Input records:
>>>>

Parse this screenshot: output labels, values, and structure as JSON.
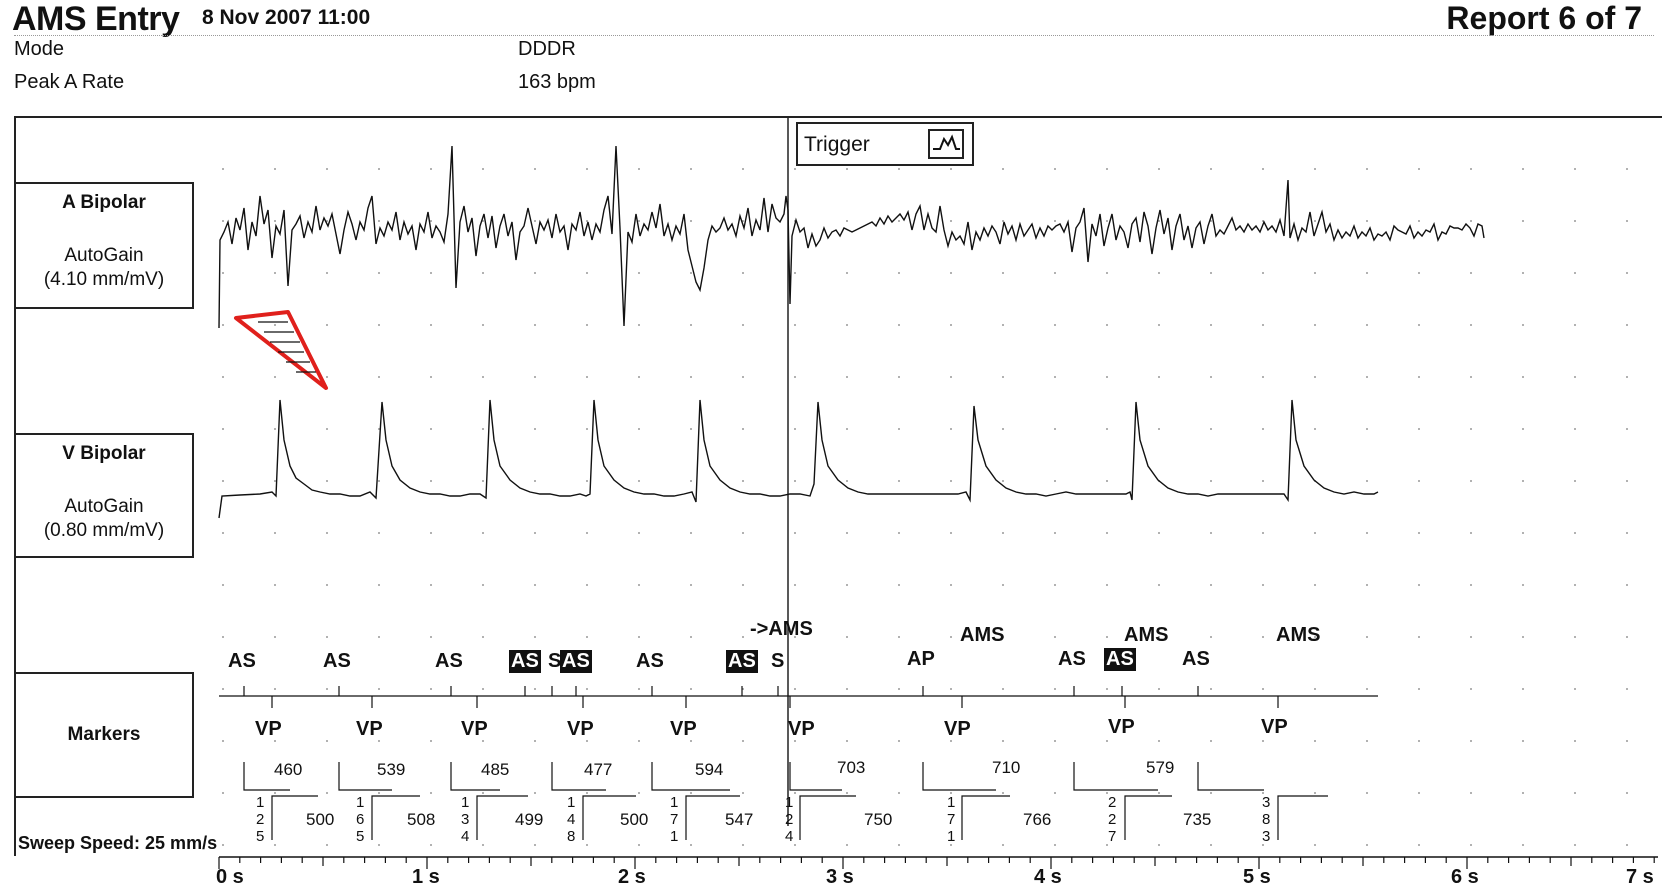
{
  "header": {
    "title": "AMS Entry",
    "datetime": "8 Nov 2007 11:00",
    "report": "Report 6 of 7"
  },
  "info": [
    {
      "label": "Mode",
      "value": "DDDR"
    },
    {
      "label": "Peak A Rate",
      "value": "163 bpm"
    }
  ],
  "channels": {
    "a": {
      "name": "A Bipolar",
      "gain": "AutoGain",
      "scale": "(4.10 mm/mV)"
    },
    "v": {
      "name": "V Bipolar",
      "gain": "AutoGain",
      "scale": "(0.80 mm/mV)"
    },
    "markers": {
      "name": "Markers"
    }
  },
  "trigger": {
    "label": "Trigger",
    "icon": "trigger-waveform-icon"
  },
  "sweep_speed": "Sweep Speed: 25 mm/s",
  "time_axis": [
    "0 s",
    "1 s",
    "2 s",
    "3 s",
    "4 s",
    "5 s",
    "6 s",
    "7 s"
  ],
  "event_labels": {
    "to_ams": "->AMS",
    "ams": "AMS"
  },
  "atrial_markers": [
    "AS",
    "AS",
    "AS",
    "AS",
    "S",
    "AS",
    "AS",
    "AS",
    "S",
    "AP",
    "AS",
    "AS",
    "AS"
  ],
  "ventricular_markers": [
    "VP",
    "VP",
    "VP",
    "VP",
    "VP",
    "VP",
    "VP",
    "VP",
    "VP"
  ],
  "av_intervals": [
    "460",
    "539",
    "485",
    "477",
    "594",
    "703",
    "710",
    "579"
  ],
  "vv_intervals": [
    "500",
    "508",
    "499",
    "500",
    "547",
    "750",
    "766",
    "735"
  ],
  "vv_digits": [
    [
      "1",
      "2",
      "5"
    ],
    [
      "1",
      "6",
      "5"
    ],
    [
      "1",
      "3",
      "4"
    ],
    [
      "1",
      "4",
      "8"
    ],
    [
      "1",
      "7",
      "1"
    ],
    [
      "1",
      "2",
      "4"
    ],
    [
      "1",
      "7",
      "1"
    ],
    [
      "2",
      "2",
      "7"
    ],
    [
      "3",
      "8",
      "3"
    ]
  ],
  "colors": {
    "annotation_arrow": "#e0201c",
    "trace": "#111111"
  }
}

<<<<

Given task:
Leave out the pictures and transcribe everything else exactly.

Response to the exercise:
Parse this screenshot: output labels, values, and structure as JSON.
{
  "header": {
    "title": "AMS Entry",
    "datetime": "8 Nov 2007 11:00",
    "report": "Report 6 of 7"
  },
  "info": [
    {
      "label": "Mode",
      "value": "DDDR"
    },
    {
      "label": "Peak A Rate",
      "value": "163 bpm"
    }
  ],
  "channels": {
    "a": {
      "name": "A Bipolar",
      "gain": "AutoGain",
      "scale": "(4.10 mm/mV)"
    },
    "v": {
      "name": "V Bipolar",
      "gain": "AutoGain",
      "scale": "(0.80 mm/mV)"
    },
    "markers": {
      "name": "Markers"
    }
  },
  "trigger": {
    "label": "Trigger",
    "icon": "trigger-waveform-icon"
  },
  "sweep_speed": "Sweep Speed: 25 mm/s",
  "time_axis": [
    "0 s",
    "1 s",
    "2 s",
    "3 s",
    "4 s",
    "5 s",
    "6 s",
    "7 s"
  ],
  "event_labels": {
    "to_ams": "->AMS",
    "ams": "AMS"
  },
  "atrial_markers": [
    "AS",
    "AS",
    "AS",
    "AS",
    "S",
    "AS",
    "AS",
    "AS",
    "S",
    "AP",
    "AS",
    "AS",
    "AS"
  ],
  "ventricular_markers": [
    "VP",
    "VP",
    "VP",
    "VP",
    "VP",
    "VP",
    "VP",
    "VP",
    "VP"
  ],
  "av_intervals": [
    "460",
    "539",
    "485",
    "477",
    "594",
    "703",
    "710",
    "579"
  ],
  "vv_intervals": [
    "500",
    "508",
    "499",
    "500",
    "547",
    "750",
    "766",
    "735"
  ],
  "vv_digits": [
    [
      "1",
      "2",
      "5"
    ],
    [
      "1",
      "6",
      "5"
    ],
    [
      "1",
      "3",
      "4"
    ],
    [
      "1",
      "4",
      "8"
    ],
    [
      "1",
      "7",
      "1"
    ],
    [
      "1",
      "2",
      "4"
    ],
    [
      "1",
      "7",
      "1"
    ],
    [
      "2",
      "2",
      "7"
    ],
    [
      "3",
      "8",
      "3"
    ]
  ],
  "colors": {
    "annotation_arrow": "#e0201c",
    "trace": "#111111"
  }
}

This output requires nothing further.